**Short problem:**
All of the material below is to be retyped exactly.

**Input rows:**
>> START

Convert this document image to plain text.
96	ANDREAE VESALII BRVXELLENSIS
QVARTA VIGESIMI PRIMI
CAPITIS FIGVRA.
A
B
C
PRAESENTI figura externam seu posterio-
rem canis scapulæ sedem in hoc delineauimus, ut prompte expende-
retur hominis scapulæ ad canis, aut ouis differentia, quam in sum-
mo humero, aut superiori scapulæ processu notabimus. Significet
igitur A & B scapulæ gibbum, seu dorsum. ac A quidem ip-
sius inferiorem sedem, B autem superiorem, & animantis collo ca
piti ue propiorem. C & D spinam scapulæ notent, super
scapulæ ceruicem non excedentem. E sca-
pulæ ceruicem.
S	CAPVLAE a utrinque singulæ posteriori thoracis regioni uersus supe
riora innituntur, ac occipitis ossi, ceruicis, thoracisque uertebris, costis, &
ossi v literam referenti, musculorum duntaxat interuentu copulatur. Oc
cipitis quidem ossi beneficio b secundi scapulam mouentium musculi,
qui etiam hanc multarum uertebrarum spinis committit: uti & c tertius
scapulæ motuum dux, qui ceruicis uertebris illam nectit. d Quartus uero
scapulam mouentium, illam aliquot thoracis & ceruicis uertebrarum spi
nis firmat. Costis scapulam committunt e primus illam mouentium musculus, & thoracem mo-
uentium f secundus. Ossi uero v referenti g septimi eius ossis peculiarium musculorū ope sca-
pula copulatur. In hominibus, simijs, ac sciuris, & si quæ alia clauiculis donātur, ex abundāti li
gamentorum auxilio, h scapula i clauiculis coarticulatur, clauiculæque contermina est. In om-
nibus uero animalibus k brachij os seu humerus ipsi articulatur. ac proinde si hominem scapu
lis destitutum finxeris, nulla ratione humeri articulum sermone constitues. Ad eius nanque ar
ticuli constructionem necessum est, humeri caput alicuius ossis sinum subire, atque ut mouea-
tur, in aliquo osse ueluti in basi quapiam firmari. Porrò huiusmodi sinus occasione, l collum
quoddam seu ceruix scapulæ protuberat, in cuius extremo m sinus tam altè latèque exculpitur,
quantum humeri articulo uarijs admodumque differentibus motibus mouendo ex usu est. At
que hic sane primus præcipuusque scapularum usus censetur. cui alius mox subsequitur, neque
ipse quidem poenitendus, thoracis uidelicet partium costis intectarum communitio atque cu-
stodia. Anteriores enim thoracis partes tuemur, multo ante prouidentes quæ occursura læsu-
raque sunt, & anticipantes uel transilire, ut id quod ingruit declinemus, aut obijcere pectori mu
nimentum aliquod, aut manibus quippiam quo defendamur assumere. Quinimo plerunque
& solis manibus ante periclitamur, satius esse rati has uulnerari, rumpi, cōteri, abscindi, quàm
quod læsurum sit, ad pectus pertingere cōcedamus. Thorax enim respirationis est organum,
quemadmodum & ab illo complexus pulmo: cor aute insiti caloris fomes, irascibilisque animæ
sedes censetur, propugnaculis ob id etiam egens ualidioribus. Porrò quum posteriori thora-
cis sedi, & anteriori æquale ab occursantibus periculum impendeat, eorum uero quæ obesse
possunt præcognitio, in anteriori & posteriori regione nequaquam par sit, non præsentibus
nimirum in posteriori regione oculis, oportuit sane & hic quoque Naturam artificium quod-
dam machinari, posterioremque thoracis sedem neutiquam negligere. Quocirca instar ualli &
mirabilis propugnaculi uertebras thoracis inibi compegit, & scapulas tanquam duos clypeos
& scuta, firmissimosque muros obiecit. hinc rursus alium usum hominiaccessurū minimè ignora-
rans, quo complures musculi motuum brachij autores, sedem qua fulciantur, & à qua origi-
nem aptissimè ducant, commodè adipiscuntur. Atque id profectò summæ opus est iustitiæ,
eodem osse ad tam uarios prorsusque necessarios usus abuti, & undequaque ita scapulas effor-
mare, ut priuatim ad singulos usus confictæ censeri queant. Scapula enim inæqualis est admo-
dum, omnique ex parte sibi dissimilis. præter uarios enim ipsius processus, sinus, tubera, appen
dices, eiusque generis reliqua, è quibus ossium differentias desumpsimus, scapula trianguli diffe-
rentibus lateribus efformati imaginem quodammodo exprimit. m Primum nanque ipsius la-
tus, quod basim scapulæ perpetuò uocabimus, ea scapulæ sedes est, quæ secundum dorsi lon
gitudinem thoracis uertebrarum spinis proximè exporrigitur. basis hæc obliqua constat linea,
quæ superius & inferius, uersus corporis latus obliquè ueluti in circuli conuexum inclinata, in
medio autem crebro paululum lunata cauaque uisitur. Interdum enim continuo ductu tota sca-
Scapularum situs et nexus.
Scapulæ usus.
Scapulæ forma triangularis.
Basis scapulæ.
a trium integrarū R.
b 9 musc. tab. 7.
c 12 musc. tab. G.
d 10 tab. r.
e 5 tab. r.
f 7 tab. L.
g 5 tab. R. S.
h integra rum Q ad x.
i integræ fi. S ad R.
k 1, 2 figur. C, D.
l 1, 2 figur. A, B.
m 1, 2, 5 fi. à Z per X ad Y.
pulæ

>> END

**Completed exercise:**
Convert this document image to plain text.
96	ANDREAE VESALII BRVXELLENSIS
QVARTA VIGESIMI PRIMI
CAPITIS FIGVRA.
A
B
C
PRAESENTI figura externam seu posterio-
rem canis scapulæ sedem in hoc delineauimus, ut prompte expende-
retur hominis scapulæ ad canis, aut ouis differentia, quam in sum-
mo humero, aut superiori scapulæ processu notabimus. Significet
igitur A & B scapulæ gibbum, seu dorsum. ac A quidem ip-
sius inferiorem sedem, B autem superiorem, & animantis collo ca
piti ue propiorem. C & D spinam scapulæ notent, super
scapulæ ceruicem non excedentem. E sca-
pulæ ceruicem.
S	CAPVLAE a utrinque singulæ posteriori thoracis regioni uersus supe
riora innituntur, ac occipitis ossi, ceruicis, thoracisque uertebris, costis, &
ossi v literam referenti, musculorum duntaxat interuentu copulatur. Oc
cipitis quidem ossi beneficio b secundi scapulam mouentium musculi,
qui etiam hanc multarum uertebrarum spinis committit: uti & c tertius
scapulæ motuum dux, qui ceruicis uertebris illam nectit. d Quartus uero
scapulam mouentium, illam aliquot thoracis & ceruicis uertebrarum spi
nis firmat. Costis scapulam committunt e primus illam mouentium musculus, & thoracem mo-
uentium f secundus. Ossi uero v referenti g septimi eius ossis peculiarium musculorū ope sca-
pula copulatur. In hominibus, simijs, ac sciuris, & si quæ alia clauiculis donātur, ex abundāti li
gamentorum auxilio, h scapula i clauiculis coarticulatur, clauiculæque contermina est. In om-
nibus uero animalibus k brachij os seu humerus ipsi articulatur. ac proinde si hominem scapu
lis destitutum finxeris, nulla ratione humeri articulum sermone constitues. Ad eius nanque ar
ticuli constructionem necessum est, humeri caput alicuius ossis sinum subire, atque ut mouea-
tur, in aliquo osse ueluti in basi quapiam firmari. Porrò huiusmodi sinus occasione, l collum
quoddam seu ceruix scapulæ protuberat, in cuius extremo m sinus tam altè latèque exculpitur,
quantum humeri articulo uarijs admodumque differentibus motibus mouendo ex usu est. At
que hic sane primus præcipuusque scapularum usus censetur. cui alius mox subsequitur, neque
ipse quidem poenitendus, thoracis uidelicet partium costis intectarum communitio atque cu-
stodia. Anteriores enim thoracis partes tuemur, multo ante prouidentes quæ occursura læsu-
raque sunt, & anticipantes uel transilire, ut id quod ingruit declinemus, aut obijcere pectori mu
nimentum aliquod, aut manibus quippiam quo defendamur assumere. Quinimo plerunque
& solis manibus ante periclitamur, satius esse rati has uulnerari, rumpi, cōteri, abscindi, quàm
quod læsurum sit, ad pectus pertingere cōcedamus. Thorax enim respirationis est organum,
quemadmodum & ab illo complexus pulmo: cor aute insiti caloris fomes, irascibilisque animæ
sedes censetur, propugnaculis ob id etiam egens ualidioribus. Porrò quum posteriori thora-
cis sedi, & anteriori æquale ab occursantibus periculum impendeat, eorum uero quæ obesse
possunt præcognitio, in anteriori & posteriori regione nequaquam par sit, non præsentibus
nimirum in posteriori regione oculis, oportuit sane & hic quoque Naturam artificium quod-
dam machinari, posterioremque thoracis sedem neutiquam negligere. Quocirca instar ualli &
mirabilis propugnaculi uertebras thoracis inibi compegit, & scapulas tanquam duos clypeos
& scuta, firmissimosque muros obiecit. hinc rursus alium usum hominiaccessurū minimè ignora-
rans, quo complures musculi motuum brachij autores, sedem qua fulciantur, & à qua origi-
nem aptissimè ducant, commodè adipiscuntur. Atque id profectò summæ opus est iustitiæ,
eodem osse ad tam uarios prorsusque necessarios usus abuti, & undequaque ita scapulas effor-
mare, ut priuatim ad singulos usus confictæ censeri queant. Scapula enim inæqualis est admo-
dum, omnique ex parte sibi dissimilis. præter uarios enim ipsius processus, sinus, tubera, appen
dices, eiusque generis reliqua, è quibus ossium differentias desumpsimus, scapula trianguli diffe-
rentibus lateribus efformati imaginem quodammodo exprimit. m Primum nanque ipsius la-
tus, quod basim scapulæ perpetuò uocabimus, ea scapulæ sedes est, quæ secundum dorsi lon
gitudinem thoracis uertebrarum spinis proximè exporrigitur. basis hæc obliqua constat linea,
quæ superius & inferius, uersus corporis latus obliquè ueluti in circuli conuexum inclinata, in
medio autem crebro paululum lunata cauaque uisitur. Interdum enim continuo ductu tota sca-
Scapularum situs et nexus.
Scapulæ usus.
Scapulæ forma triangularis.
Basis scapulæ.
a trium integrarū R.
b 9 musc. tab. 7.
c 12 musc. tab. G.
d 10 tab. r.
e 5 tab. r.
f 7 tab. L.
g 5 tab. R. S.
h integra rum Q ad x.
i integræ fi. S ad R.
k 1, 2 figur. C, D.
l 1, 2 figur. A, B.
m 1, 2, 5 fi. à Z per X ad Y.
pulæ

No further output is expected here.